## Your goal
What lines in the material hold the string "Nutrition"? Copy out each of them.

## Data
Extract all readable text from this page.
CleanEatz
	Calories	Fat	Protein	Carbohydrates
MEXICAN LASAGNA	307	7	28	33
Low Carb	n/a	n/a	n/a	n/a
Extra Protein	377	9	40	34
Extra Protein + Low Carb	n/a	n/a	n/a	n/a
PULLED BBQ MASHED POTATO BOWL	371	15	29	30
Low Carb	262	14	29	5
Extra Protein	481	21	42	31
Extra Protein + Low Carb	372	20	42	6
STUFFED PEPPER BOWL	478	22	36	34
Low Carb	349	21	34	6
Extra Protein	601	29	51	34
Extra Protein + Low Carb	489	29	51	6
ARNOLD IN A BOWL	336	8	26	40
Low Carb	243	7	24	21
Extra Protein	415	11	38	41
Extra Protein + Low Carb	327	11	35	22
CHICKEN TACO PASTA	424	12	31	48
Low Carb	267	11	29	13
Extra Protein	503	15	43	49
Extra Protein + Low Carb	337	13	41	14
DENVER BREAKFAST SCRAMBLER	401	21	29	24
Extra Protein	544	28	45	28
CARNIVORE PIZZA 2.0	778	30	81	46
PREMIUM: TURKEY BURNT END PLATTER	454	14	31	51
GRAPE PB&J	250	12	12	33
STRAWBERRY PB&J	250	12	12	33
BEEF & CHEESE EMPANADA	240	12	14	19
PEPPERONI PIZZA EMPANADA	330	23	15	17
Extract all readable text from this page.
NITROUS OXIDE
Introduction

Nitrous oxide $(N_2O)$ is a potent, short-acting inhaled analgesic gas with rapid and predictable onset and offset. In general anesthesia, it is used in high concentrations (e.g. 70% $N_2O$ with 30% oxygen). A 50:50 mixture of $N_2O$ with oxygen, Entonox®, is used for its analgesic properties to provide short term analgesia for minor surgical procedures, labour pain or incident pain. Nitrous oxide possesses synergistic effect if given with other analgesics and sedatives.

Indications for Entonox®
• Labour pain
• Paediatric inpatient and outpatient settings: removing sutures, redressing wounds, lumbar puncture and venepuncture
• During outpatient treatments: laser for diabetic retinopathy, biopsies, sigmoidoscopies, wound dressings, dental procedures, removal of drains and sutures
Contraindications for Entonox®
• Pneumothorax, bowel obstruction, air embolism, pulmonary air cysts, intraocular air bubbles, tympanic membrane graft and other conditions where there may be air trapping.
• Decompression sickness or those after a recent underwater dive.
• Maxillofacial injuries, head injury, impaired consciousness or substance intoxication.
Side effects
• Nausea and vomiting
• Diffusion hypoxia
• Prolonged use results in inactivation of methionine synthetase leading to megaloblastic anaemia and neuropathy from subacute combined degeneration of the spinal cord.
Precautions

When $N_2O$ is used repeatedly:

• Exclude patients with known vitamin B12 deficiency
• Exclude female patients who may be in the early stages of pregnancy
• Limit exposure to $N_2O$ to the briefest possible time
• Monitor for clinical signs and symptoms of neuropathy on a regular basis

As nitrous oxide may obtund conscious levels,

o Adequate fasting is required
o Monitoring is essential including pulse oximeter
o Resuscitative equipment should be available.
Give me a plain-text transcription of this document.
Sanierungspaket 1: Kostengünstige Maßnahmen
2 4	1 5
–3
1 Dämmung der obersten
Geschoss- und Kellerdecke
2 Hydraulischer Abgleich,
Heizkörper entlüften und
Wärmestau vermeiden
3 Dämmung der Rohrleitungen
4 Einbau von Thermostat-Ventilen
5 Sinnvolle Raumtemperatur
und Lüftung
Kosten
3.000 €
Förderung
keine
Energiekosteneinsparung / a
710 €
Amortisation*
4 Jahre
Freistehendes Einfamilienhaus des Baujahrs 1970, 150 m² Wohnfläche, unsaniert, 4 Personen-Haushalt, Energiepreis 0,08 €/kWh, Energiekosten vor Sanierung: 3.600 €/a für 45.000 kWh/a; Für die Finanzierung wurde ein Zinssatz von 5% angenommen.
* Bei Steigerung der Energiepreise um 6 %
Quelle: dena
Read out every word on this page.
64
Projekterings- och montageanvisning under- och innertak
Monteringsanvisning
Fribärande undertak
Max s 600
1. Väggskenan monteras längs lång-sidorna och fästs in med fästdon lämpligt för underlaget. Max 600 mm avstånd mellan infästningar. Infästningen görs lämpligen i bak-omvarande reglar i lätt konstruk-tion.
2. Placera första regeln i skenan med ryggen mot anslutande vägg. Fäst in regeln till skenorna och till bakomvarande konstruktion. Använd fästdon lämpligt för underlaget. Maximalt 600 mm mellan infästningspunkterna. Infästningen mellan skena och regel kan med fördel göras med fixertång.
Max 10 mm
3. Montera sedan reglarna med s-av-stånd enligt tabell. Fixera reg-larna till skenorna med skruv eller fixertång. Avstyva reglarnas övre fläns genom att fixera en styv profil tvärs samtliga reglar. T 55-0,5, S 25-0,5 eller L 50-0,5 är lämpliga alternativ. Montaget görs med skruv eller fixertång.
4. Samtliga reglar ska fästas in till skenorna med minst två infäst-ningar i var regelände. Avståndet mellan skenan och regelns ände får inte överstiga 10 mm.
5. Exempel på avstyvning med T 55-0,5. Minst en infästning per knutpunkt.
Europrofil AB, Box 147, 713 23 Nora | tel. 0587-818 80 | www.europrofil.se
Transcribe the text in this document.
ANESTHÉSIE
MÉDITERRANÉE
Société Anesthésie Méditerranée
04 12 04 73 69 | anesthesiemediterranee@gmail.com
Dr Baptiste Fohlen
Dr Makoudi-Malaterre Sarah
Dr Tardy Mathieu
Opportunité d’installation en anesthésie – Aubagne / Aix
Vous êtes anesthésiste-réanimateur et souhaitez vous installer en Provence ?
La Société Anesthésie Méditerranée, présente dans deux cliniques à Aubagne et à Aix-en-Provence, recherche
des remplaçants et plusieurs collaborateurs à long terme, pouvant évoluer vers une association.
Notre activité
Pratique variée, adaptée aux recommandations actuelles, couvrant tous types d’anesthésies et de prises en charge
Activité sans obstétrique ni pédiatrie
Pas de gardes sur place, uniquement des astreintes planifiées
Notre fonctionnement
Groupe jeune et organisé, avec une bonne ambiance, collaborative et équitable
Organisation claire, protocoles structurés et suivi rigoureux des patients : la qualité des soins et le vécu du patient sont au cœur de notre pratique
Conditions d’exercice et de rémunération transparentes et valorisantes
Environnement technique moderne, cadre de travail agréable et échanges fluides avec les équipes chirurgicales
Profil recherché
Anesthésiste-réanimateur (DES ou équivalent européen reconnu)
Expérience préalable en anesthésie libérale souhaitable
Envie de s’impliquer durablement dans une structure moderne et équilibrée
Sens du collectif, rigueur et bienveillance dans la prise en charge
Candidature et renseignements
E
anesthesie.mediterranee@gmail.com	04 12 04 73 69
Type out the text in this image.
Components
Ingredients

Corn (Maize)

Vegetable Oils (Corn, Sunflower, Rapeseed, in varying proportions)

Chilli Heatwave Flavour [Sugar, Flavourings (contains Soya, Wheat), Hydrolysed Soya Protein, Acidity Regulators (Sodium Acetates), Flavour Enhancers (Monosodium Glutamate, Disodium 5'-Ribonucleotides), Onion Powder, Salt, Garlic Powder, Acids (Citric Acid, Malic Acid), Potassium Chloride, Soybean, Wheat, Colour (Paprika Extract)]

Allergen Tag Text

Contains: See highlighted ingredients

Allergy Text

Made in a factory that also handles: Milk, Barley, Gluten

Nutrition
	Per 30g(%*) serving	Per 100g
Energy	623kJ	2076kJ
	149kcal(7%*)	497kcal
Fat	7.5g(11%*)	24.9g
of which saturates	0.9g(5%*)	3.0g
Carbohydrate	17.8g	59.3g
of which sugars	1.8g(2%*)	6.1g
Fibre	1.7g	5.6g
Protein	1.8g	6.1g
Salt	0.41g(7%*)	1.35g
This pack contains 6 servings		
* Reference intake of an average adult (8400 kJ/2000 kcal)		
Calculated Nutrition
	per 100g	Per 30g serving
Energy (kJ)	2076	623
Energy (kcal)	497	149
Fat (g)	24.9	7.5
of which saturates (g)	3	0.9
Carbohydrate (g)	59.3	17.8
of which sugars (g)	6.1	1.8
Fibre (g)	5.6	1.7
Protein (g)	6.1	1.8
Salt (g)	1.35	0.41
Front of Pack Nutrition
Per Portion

## Output for this task
Nutrition
Calculated Nutrition
Front of Pack Nutrition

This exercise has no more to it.